→ Data supplied:
------------------------------------------------------------

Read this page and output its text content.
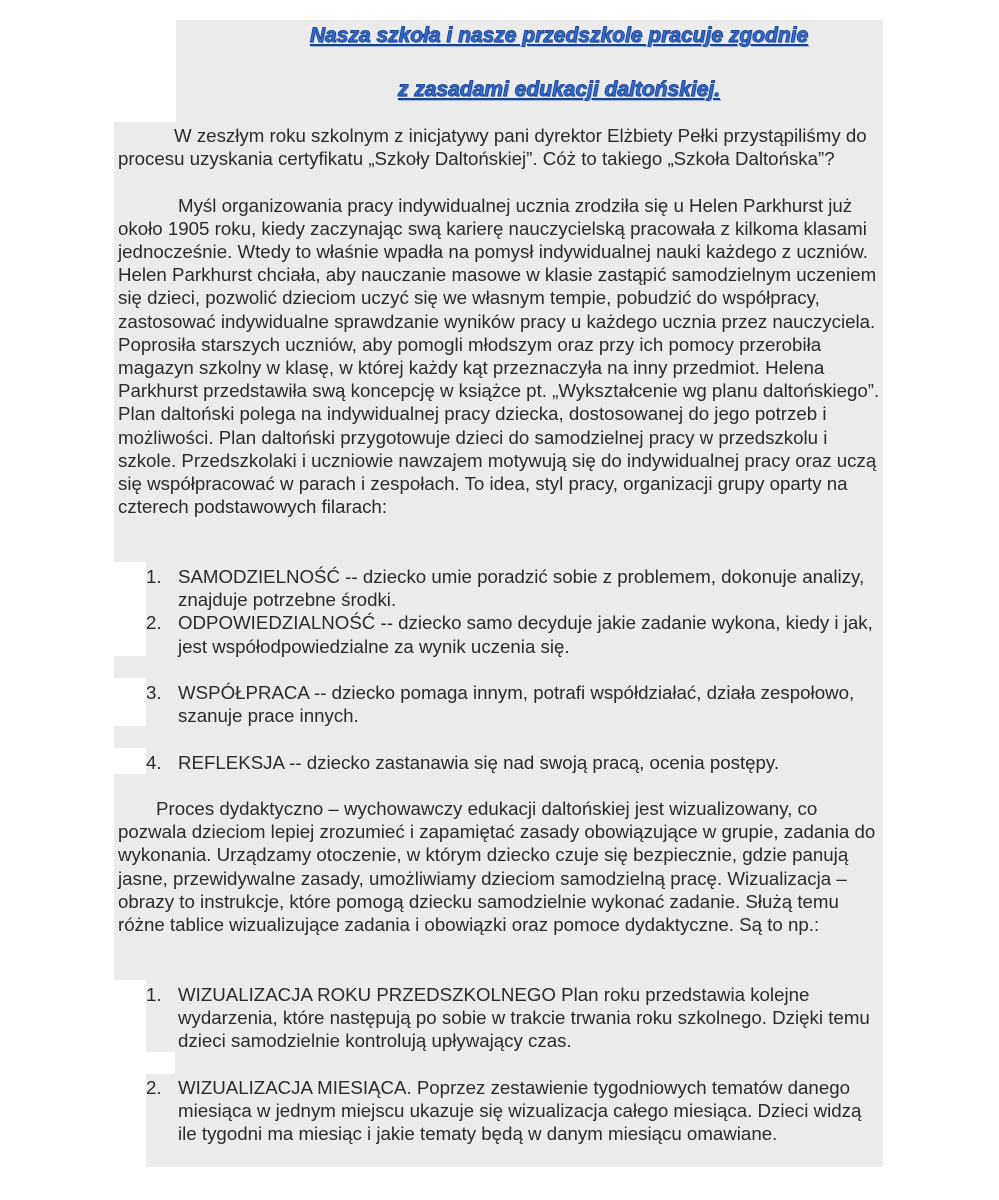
Nasza szkoła i nasze przedszkole pracuje zgodnie
z zasadami edukacji daltońskiej.

W zeszłym roku szkolnym z inicjatywy pani dyrektor Elżbiety Pełki przystąpiliśmy do procesu uzyskania certyfikatu „Szkoły Daltońskiej”. Cóż to takiego „Szkoła Daltońska”?

Myśl organizowania pracy indywidualnej ucznia zrodziła się u Helen Parkhurst już około 1905 roku, kiedy zaczynając swą karierę nauczycielską pracowała z kilkoma klasami jednocześnie. Wtedy to właśnie wpadła na pomysł indywidualnej nauki każdego z uczniów. Helen Parkhurst chciała, aby nauczanie masowe w klasie zastąpić samodzielnym uczeniem się dzieci, pozwolić dzieciom uczyć się we własnym tempie, pobudzić do współpracy, zastosować indywidualne sprawdzanie wyników pracy u każdego ucznia przez nauczyciela. Poprosiła starszych uczniów, aby pomogli młodszym oraz przy ich pomocy przerobiła magazyn szkolny w klasę, w której każdy kąt przeznaczyła na inny przedmiot. Helena Parkhurst przedstawiła swą koncepcję w książce pt. „Wykształcenie wg planu daltońskiego”. Plan daltoński polega na indywidualnej pracy dziecka, dostosowanej do jego potrzeb i możliwości. Plan daltoński przygotowuje dzieci do samodzielnej pracy w przedszkolu i szkole. Przedszkolaki i uczniowie nawzajem motywują się do indywidualnej pracy oraz uczą się współpracować w parach i zespołach. To idea, styl pracy, organizacji grupy oparty na czterech podstawowych filarach:

1. SAMODZIELNOŚĆ -- dziecko umie poradzić sobie z problemem, dokonuje analizy, znajduje potrzebne środki.
2. ODPOWIEDZIALNOŚĆ -- dziecko samo decyduje jakie zadanie wykona, kiedy i jak, jest współodpowiedzialne za wynik uczenia się.
3. WSPÓŁPRACA -- dziecko pomaga innym, potrafi współdziałać, działa zespołowo, szanuje prace innych.
4. REFLEKSJA -- dziecko zastanawia się nad swoją pracą, ocenia postępy.

Proces dydaktyczno – wychowawczy edukacji daltońskiej jest wizualizowany, co pozwala dzieciom lepiej zrozumieć i zapamiętać zasady obowiązujące w grupie, zadania do wykonania. Urządzamy otoczenie, w którym dziecko czuje się bezpiecznie, gdzie panują jasne, przewidywalne zasady, umożliwiamy dzieciom samodzielną pracę. Wizualizacja – obrazy to instrukcje, które pomogą dziecku samodzielnie wykonać zadanie. Służą temu różne tablice wizualizujące zadania i obowiązki oraz pomoce dydaktyczne. Są to np.:

1. WIZUALIZACJA ROKU PRZEDSZKOLNEGO Plan roku przedstawia kolejne wydarzenia, które następują po sobie w trakcie trwania roku szkolnego. Dzięki temu dzieci samodzielnie kontrolują upływający czas.
2. WIZUALIZACJA MIESIĄCA. Poprzez zestawienie tygodniowych tematów danego miesiąca w jednym miejscu ukazuje się wizualizacja całego miesiąca. Dzieci widzą ile tygodni ma miesiąc i jakie tematy będą w danym miesiącu omawiane.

------------------------------------------------------------

→ What is required:
Of the lines above, how many hold the string "dziecko"? Answer with only the number.

→ Written solution:
5